§ Tasks to perform
1. In the forum thread about streaming the Tour, which two channels does macalu say have worked well?
2. Reproduce the forum thread about streaming the Tour, starting at the words "## KenS (Jan" and ending after "and RAI Due.".

─── Given text ───

# Veetle Pulled Steaming Video Channel, Any Other Free Sites?



## Blue CheeseHead (Jul 14, 2008)

I guess Versus got wise to Veetle. Where else can one stream the Tour?


----------



## danl1 (Jul 23, 2005)

Blue CheeseHead said:


> I guess Versus got wise to Veetle. Where else can one stream the Tour?


There is vs itself, though the free quality ain't all that.


----------



## Len J (Jan 28, 2004)

http://tvsport.ucoz.com/index.html

This works well


----------



## j3fri (Dec 31, 2006)

cyclingfans lots links


----------



## Blue CheeseHead (Jul 14, 2008)

Len J said:


> http://tvsport.ucoz.com/index.html
> 
> This works well


Thanks Len :thumbsup:


----------



## KenS (Jan 28, 2004)

*lots of links here*

http://www.steephill.tv/tour-de-france/


----------



## macalu (Jan 16, 2003)

+1 for cyclingfans.com. I've had good luck with Eurosport and RAI Due.


----------



## PaleAleYum (Jan 12, 2006)

*Its back........ thankfully*



Blue CheeseHead said:


> I guess Versus got wise to Veetle. Where else can one stream the Tour?


Missed the high quality resolution this AM


----------

─── Entries ───

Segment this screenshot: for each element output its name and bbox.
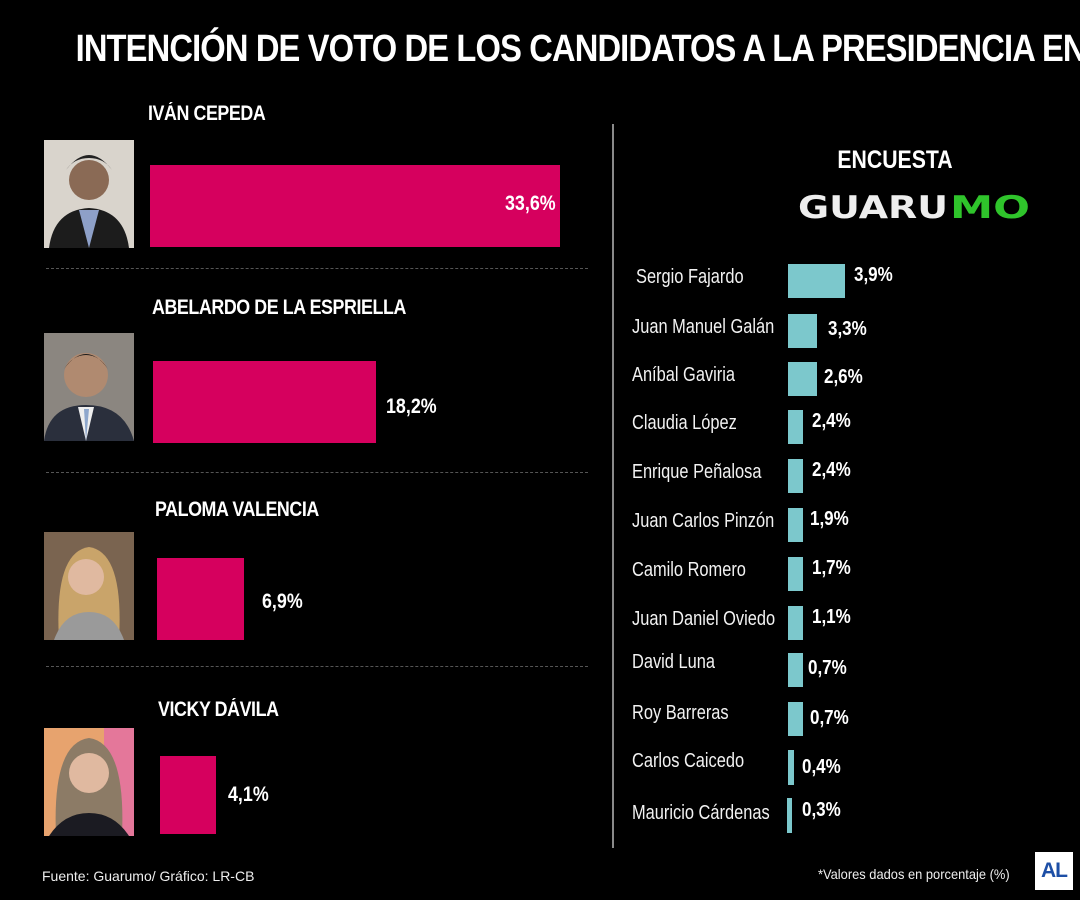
- poll-bar: [788, 459, 803, 493]
- candidate-label: Juan Carlos Pinzón: [632, 510, 775, 532]
- vote-bar: [157, 558, 244, 640]
- vote-value: 33,6%: [505, 192, 556, 215]
- vote-bar: [160, 756, 216, 834]
- panel-heading: ENCUESTA: [837, 146, 953, 174]
- candidate-photo: [44, 532, 134, 640]
- candidate-name: VICKY DÁVILA: [158, 698, 279, 721]
- publisher-logo: AL: [1035, 852, 1073, 890]
- poll-bar: [788, 314, 817, 348]
- dashed-separator: [46, 472, 588, 473]
- poll-bar: [788, 362, 817, 396]
- vote-value: 6,9%: [262, 590, 303, 613]
- poll-value: 3,3%: [828, 318, 867, 340]
- portrait-icon: [44, 140, 134, 248]
- candidate-label: Claudia López: [632, 412, 737, 434]
- poll-row: Enrique Peñalosa 2,4%: [630, 455, 1050, 495]
- poll-row: Sergio Fajardo 3,9%: [630, 260, 1050, 300]
- poll-row: Camilo Romero 1,7%: [630, 553, 1050, 593]
- source-note: Fuente: Guarumo/ Gráfico: LR-CB: [42, 868, 255, 884]
- poll-value: 0,7%: [810, 707, 849, 729]
- candidate-label: Aníbal Gaviria: [632, 364, 736, 386]
- poll-value: 0,4%: [802, 756, 841, 778]
- portrait-icon: [44, 333, 134, 441]
- candidate-name: ABELARDO DE LA ESPRIELLA: [152, 296, 406, 319]
- candidate-name: IVÁN CEPEDA: [148, 102, 266, 125]
- poll-value: 0,7%: [808, 657, 847, 679]
- poll-row: Roy Barreras 0,7%: [630, 698, 1050, 738]
- vote-value: 18,2%: [386, 395, 437, 418]
- poll-bar: [788, 264, 845, 298]
- poll-row: Juan Manuel Galán 3,3%: [630, 310, 1050, 350]
- guarumo-logo: GUARU MO: [798, 188, 1033, 226]
- candidate-label: Juan Manuel Galán: [632, 316, 775, 338]
- poll-row: David Luna 0,7%: [630, 649, 1050, 689]
- poll-value: 3,9%: [854, 264, 893, 286]
- dashed-separator: [46, 268, 588, 269]
- poll-row: Aníbal Gaviria 2,6%: [630, 358, 1050, 398]
- poll-value: 1,7%: [812, 557, 851, 579]
- poll-bar: [788, 606, 803, 640]
- poll-row: Juan Carlos Pinzón 1,9%: [630, 504, 1050, 544]
- poll-bar: [788, 410, 803, 444]
- candidate-photo: [44, 333, 134, 441]
- vote-bar: [150, 165, 560, 247]
- poll-bar: [788, 750, 794, 785]
- candidate-label: Camilo Romero: [632, 559, 746, 581]
- poll-value: 2,6%: [824, 366, 863, 388]
- poll-bar: [788, 653, 803, 687]
- candidate-label: Roy Barreras: [632, 702, 729, 724]
- svg-text:MO: MO: [950, 190, 1030, 224]
- vote-bar: [153, 361, 376, 443]
- poll-bar: [788, 508, 803, 542]
- candidate-label: Enrique Peñalosa: [632, 461, 762, 483]
- poll-row: Mauricio Cárdenas 0,3%: [630, 794, 1050, 834]
- poll-row: Juan Daniel Oviedo 1,1%: [630, 602, 1050, 642]
- vote-value: 4,1%: [228, 783, 269, 806]
- candidate-label: Mauricio Cárdenas: [632, 802, 770, 824]
- candidate-name: PALOMA VALENCIA: [155, 498, 319, 521]
- poll-row: Carlos Caicedo 0,4%: [630, 746, 1050, 786]
- poll-bar: [788, 702, 803, 736]
- dashed-separator: [46, 666, 588, 667]
- poll-value: 0,3%: [802, 799, 841, 821]
- units-note: *Valores dados en porcentaje (%): [818, 866, 1010, 882]
- candidate-photo: [44, 728, 134, 836]
- vertical-divider: [612, 124, 614, 848]
- svg-text:GUARU: GUARU: [798, 190, 948, 224]
- portrait-icon: [44, 532, 134, 640]
- poll-value: 2,4%: [812, 410, 851, 432]
- poll-row: Claudia López 2,4%: [630, 406, 1050, 446]
- poll-value: 1,9%: [810, 508, 849, 530]
- candidate-label: Juan Daniel Oviedo: [632, 608, 776, 630]
- poll-bar: [788, 557, 803, 591]
- candidate-label: David Luna: [632, 651, 715, 673]
- chart-title: INTENCIÓN DE VOTO DE LOS CANDIDATOS A LA…: [75, 28, 1080, 70]
- candidate-label: Sergio Fajardo: [636, 266, 744, 288]
- poll-bar: [787, 798, 792, 833]
- candidate-photo: [44, 140, 134, 248]
- portrait-icon: [44, 728, 134, 836]
- candidate-label: Carlos Caicedo: [632, 750, 745, 772]
- poll-value: 2,4%: [812, 459, 851, 481]
- guarumo-logo-icon: GUARU MO: [798, 190, 1030, 226]
- poll-value: 1,1%: [812, 606, 851, 628]
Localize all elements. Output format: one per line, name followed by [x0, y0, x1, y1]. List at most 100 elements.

───

§ Replies
1. Eurosport and RAI Due.

2.
## KenS (Jan 28, 2004)

*lots of links here*

http://www.steephill.tv/tour-de-france/


----------



## macalu (Jan 16, 2003)

+1 for cyclingfans.com. I've had good luck with Eurosport and RAI Due.